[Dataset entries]
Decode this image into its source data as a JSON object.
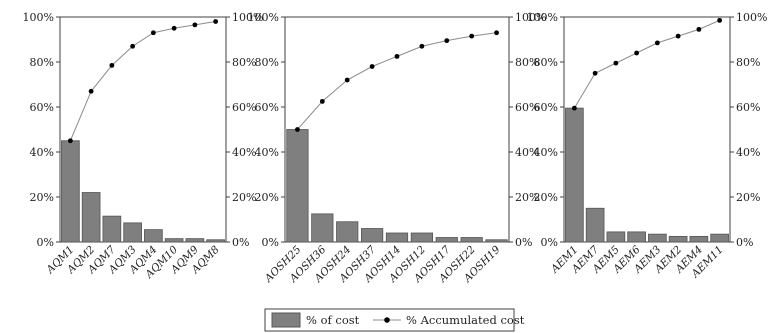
{
  "chart_data": [
    {
      "type": "bar",
      "categories": [
        "AQM1",
        "AQM2",
        "AQM7",
        "AQM3",
        "AQM4",
        "AQM10",
        "AQM9",
        "AQM8"
      ],
      "series": [
        {
          "name": "% of cost",
          "type": "bar",
          "values": [
            45,
            22,
            11.5,
            8.5,
            5.5,
            1.5,
            1.5,
            1
          ]
        },
        {
          "name": "% Accumulated cost",
          "type": "line",
          "values": [
            45,
            67,
            78.5,
            87,
            93,
            95,
            96.5,
            98
          ]
        }
      ],
      "ylim": [
        0,
        100
      ],
      "left_ticks": [
        "0%",
        "20%",
        "40%",
        "60%",
        "80%",
        "100%"
      ],
      "right_ticks": [
        "0%",
        "20%",
        "40%",
        "60%",
        "80%",
        "100%"
      ]
    },
    {
      "type": "bar",
      "categories": [
        "AOSH25",
        "AOSH36",
        "AOSH24",
        "AOSH37",
        "AOSH14",
        "AOSH12",
        "AOSH17",
        "AOSH22",
        "AOSH19"
      ],
      "series": [
        {
          "name": "% of cost",
          "type": "bar",
          "values": [
            50,
            12.5,
            9,
            6,
            4,
            4,
            2,
            2,
            1
          ]
        },
        {
          "name": "% Accumulated cost",
          "type": "line",
          "values": [
            50,
            62.5,
            72,
            78,
            82.5,
            87,
            89.5,
            91.5,
            93
          ]
        }
      ],
      "ylim": [
        0,
        100
      ],
      "left_ticks": [
        "0%",
        "20%",
        "40%",
        "60%",
        "80%",
        "100%"
      ],
      "right_ticks": [
        "0%",
        "20%",
        "40%",
        "60%",
        "80%",
        "100%"
      ]
    },
    {
      "type": "bar",
      "categories": [
        "AEM1",
        "AEM7",
        "AEM5",
        "AEM6",
        "AEM3",
        "AEM2",
        "AEM4",
        "AEM11"
      ],
      "series": [
        {
          "name": "% of cost",
          "type": "bar",
          "values": [
            59.5,
            15,
            4.5,
            4.5,
            3.5,
            2.5,
            2.5,
            3.5
          ]
        },
        {
          "name": "% Accumulated cost",
          "type": "line",
          "values": [
            59.5,
            75,
            79.5,
            84,
            88.5,
            91.5,
            94.5,
            98.5
          ]
        }
      ],
      "ylim": [
        0,
        100
      ],
      "left_ticks": [
        "0%",
        "20%",
        "40%",
        "60%",
        "80%",
        "100%"
      ],
      "right_ticks": [
        "0%",
        "20%",
        "40%",
        "60%",
        "80%",
        "100%"
      ]
    }
  ],
  "legend": {
    "bar_label": "% of cost",
    "line_label": "% Accumulated cost"
  },
  "colors": {
    "bar_fill": "#7f7f7f",
    "bar_stroke": "#555555",
    "line": "#8c8c8c",
    "marker": "#000000",
    "axis": "#404040"
  }
}
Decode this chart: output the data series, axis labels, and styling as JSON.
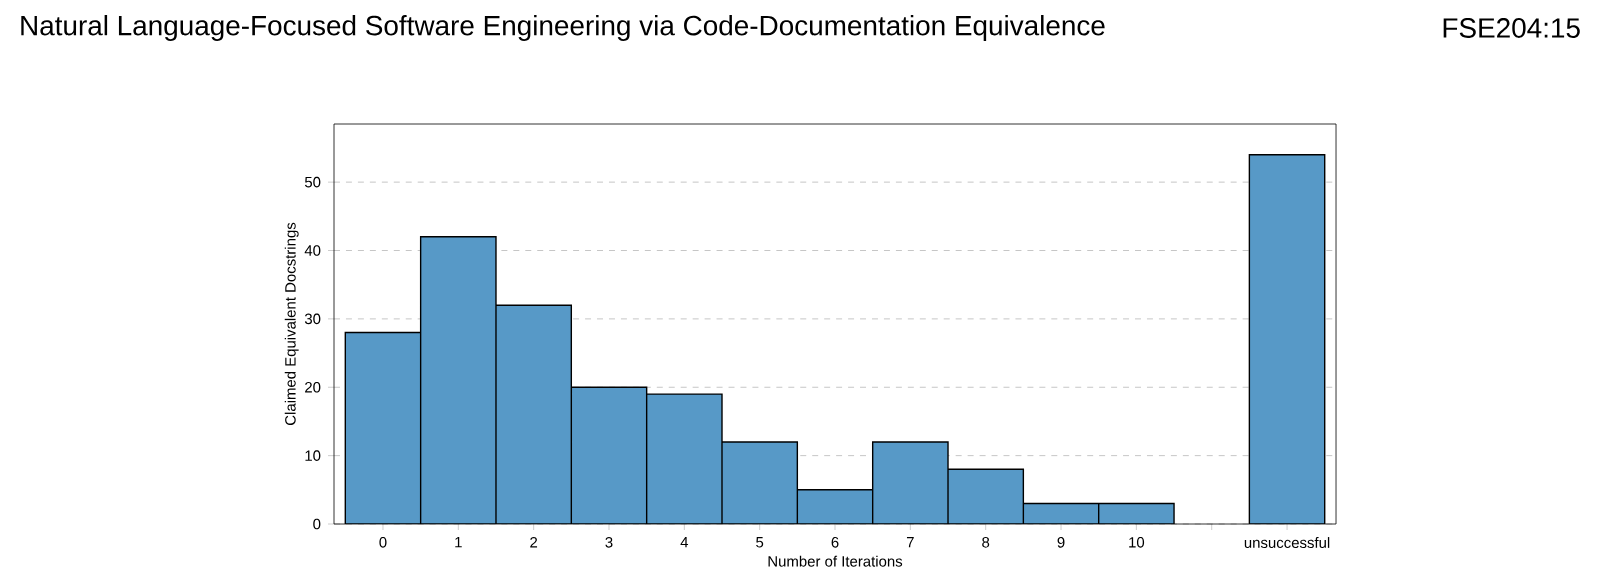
{
  "chart_data": {
    "type": "bar",
    "title": "Natural Language-Focused Software Engineering via Code-Documentation Equivalence",
    "annotations": [
      "FSE204:15"
    ],
    "xlabel": "Number of Iterations",
    "ylabel": "Claimed Equivalent Docstrings",
    "categories": [
      "0",
      "1",
      "2",
      "3",
      "4",
      "5",
      "6",
      "7",
      "8",
      "9",
      "10",
      null,
      "unsuccessful"
    ],
    "values": [
      28,
      42,
      32,
      20,
      19,
      12,
      5,
      12,
      8,
      3,
      3,
      null,
      54
    ],
    "color": "#5799c7",
    "ylim": [
      0,
      58.5
    ],
    "yticks": [
      0,
      10,
      20,
      30,
      40,
      50
    ],
    "grid": "y"
  }
}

### EXERCISE DESCRIPTION
Quote exactly the lines from the line that contains "Decode this chart: output" through the last line of the listing, please, leaving out all pictures.

### RESPONSE
Decode this chart: output the data series, axis labels, and styling as JSON.
{
  "chart_data": {
    "type": "bar",
    "title": "Natural Language-Focused Software Engineering via Code-Documentation Equivalence",
    "annotations": [
      "FSE204:15"
    ],
    "xlabel": "Number of Iterations",
    "ylabel": "Claimed Equivalent Docstrings",
    "categories": [
      "0",
      "1",
      "2",
      "3",
      "4",
      "5",
      "6",
      "7",
      "8",
      "9",
      "10",
      null,
      "unsuccessful"
    ],
    "values": [
      28,
      42,
      32,
      20,
      19,
      12,
      5,
      12,
      8,
      3,
      3,
      null,
      54
    ],
    "color": "#5799c7",
    "ylim": [
      0,
      58.5
    ],
    "yticks": [
      0,
      10,
      20,
      30,
      40,
      50
    ],
    "grid": "y"
  }
}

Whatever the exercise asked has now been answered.